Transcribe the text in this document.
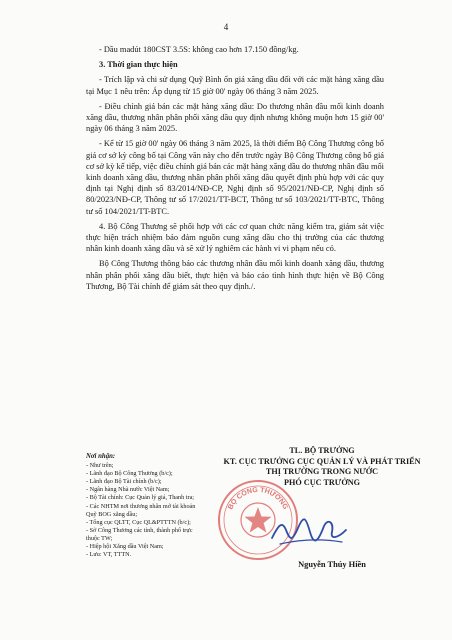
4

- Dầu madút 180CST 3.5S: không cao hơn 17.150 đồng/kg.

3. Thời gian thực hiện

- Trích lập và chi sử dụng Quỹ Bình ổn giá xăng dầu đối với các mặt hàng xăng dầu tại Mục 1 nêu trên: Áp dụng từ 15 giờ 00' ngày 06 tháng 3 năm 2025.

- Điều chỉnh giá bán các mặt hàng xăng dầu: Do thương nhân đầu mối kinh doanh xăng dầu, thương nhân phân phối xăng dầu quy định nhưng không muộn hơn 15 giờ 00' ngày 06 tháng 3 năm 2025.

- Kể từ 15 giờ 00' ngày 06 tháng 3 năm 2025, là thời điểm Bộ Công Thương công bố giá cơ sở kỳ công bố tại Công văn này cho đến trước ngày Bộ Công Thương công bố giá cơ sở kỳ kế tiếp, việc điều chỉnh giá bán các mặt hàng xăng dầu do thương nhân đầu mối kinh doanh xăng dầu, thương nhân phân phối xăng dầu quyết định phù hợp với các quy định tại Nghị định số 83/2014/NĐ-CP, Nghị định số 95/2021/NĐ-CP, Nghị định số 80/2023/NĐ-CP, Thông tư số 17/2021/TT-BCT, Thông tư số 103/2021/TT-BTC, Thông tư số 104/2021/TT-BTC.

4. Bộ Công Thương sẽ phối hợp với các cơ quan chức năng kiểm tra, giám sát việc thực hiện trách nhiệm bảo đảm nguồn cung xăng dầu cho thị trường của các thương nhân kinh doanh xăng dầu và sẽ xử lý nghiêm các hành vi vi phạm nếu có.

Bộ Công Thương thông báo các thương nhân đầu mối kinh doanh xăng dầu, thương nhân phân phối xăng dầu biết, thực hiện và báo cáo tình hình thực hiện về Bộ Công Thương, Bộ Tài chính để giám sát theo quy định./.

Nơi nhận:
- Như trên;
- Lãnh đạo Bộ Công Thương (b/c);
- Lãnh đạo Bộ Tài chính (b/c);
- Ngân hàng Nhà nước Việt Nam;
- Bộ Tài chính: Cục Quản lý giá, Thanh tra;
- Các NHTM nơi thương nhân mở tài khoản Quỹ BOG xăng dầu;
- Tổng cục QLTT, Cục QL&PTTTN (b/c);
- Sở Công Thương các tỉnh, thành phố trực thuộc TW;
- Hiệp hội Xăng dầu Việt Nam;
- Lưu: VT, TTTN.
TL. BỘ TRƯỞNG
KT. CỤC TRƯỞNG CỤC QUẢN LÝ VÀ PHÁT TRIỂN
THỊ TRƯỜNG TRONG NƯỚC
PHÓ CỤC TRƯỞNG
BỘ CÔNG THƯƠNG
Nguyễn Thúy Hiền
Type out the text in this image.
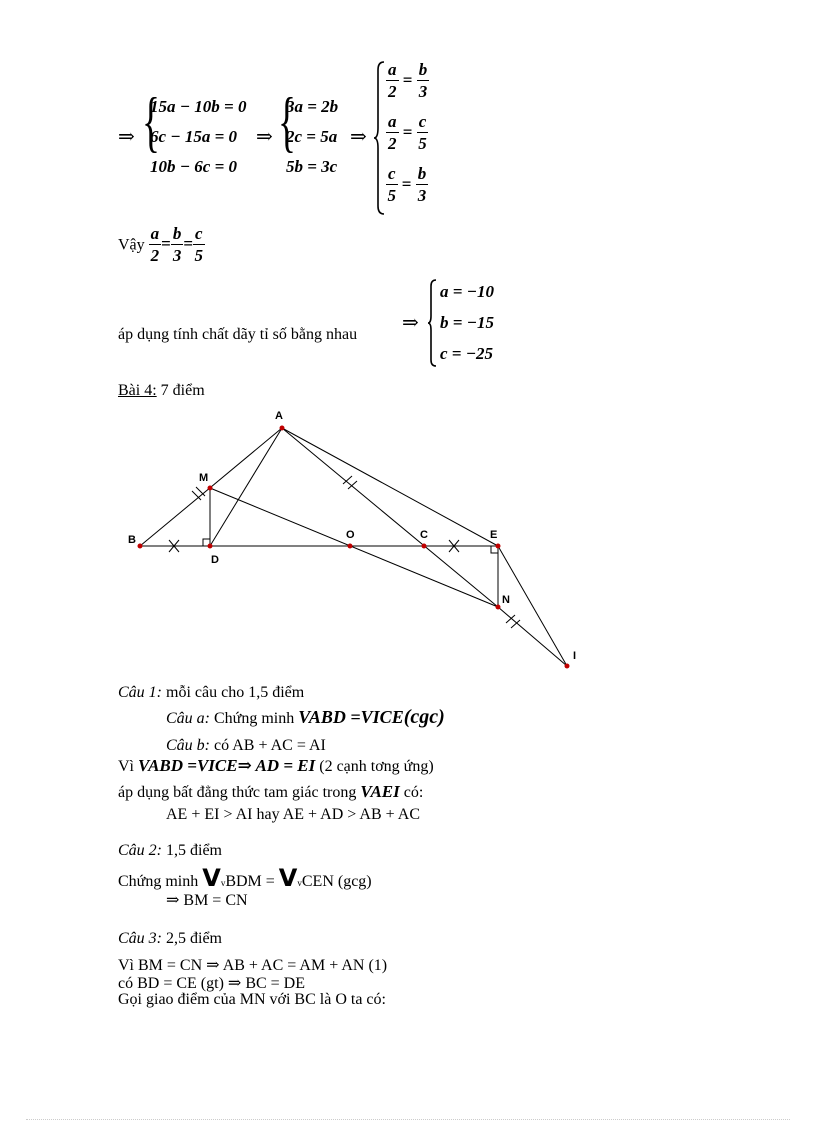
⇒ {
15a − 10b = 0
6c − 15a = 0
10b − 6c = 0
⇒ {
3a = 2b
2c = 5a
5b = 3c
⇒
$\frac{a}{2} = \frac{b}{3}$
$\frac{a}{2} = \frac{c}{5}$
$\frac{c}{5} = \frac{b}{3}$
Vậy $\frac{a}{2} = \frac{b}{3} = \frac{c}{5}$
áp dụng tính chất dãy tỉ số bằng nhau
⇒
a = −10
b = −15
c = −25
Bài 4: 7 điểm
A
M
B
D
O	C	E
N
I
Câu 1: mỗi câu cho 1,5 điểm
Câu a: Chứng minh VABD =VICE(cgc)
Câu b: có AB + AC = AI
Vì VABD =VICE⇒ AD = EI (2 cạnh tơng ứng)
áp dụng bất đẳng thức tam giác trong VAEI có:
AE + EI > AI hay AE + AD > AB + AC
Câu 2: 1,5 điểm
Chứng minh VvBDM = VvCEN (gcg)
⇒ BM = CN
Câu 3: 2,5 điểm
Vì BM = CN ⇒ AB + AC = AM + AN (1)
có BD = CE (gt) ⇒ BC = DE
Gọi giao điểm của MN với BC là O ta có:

* * *

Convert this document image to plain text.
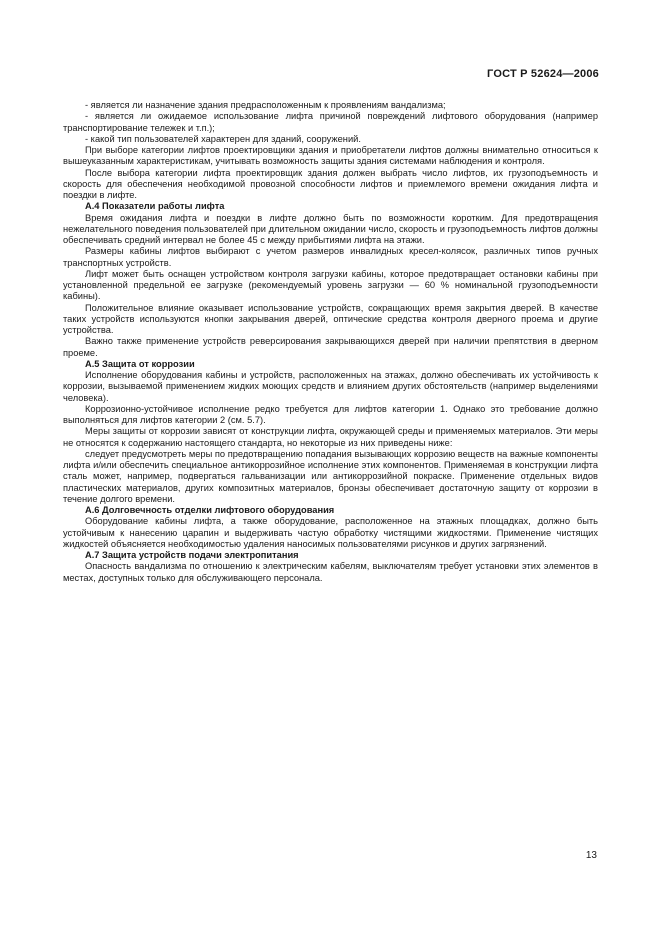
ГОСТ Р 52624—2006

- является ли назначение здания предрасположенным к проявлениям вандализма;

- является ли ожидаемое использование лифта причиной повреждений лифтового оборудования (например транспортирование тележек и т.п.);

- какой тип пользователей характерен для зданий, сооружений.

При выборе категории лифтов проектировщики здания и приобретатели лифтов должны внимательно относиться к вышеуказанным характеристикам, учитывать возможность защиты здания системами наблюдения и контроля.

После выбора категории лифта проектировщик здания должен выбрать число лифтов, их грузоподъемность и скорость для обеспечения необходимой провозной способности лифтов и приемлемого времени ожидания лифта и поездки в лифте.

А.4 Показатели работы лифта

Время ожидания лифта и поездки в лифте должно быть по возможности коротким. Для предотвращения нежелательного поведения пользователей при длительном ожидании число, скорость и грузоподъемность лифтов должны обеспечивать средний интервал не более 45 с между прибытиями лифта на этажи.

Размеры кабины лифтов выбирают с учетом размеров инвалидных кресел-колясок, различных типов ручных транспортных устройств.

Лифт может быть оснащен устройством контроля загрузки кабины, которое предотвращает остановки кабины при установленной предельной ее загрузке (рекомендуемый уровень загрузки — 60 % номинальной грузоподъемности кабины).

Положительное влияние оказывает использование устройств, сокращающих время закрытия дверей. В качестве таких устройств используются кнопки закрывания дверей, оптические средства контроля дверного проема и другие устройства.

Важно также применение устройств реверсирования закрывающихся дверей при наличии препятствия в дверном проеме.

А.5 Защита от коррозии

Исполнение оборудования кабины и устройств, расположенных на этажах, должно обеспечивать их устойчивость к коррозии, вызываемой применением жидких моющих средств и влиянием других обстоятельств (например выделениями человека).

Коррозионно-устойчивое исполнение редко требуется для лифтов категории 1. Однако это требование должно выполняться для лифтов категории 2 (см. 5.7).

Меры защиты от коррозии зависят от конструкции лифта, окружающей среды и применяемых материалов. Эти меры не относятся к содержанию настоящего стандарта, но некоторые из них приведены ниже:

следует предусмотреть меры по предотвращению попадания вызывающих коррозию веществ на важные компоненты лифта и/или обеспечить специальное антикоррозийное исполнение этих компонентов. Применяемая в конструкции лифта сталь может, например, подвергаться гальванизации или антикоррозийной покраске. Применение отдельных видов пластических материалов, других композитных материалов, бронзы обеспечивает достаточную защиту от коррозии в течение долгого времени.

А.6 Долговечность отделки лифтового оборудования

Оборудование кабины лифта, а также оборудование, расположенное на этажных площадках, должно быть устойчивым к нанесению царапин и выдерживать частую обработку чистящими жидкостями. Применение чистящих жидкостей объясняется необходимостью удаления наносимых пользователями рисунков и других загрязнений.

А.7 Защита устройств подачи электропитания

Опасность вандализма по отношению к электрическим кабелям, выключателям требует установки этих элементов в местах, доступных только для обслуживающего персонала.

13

* Prompt
What is the number of lines above that contain "лифтового"? Answer with that number only.

* Problem solution
2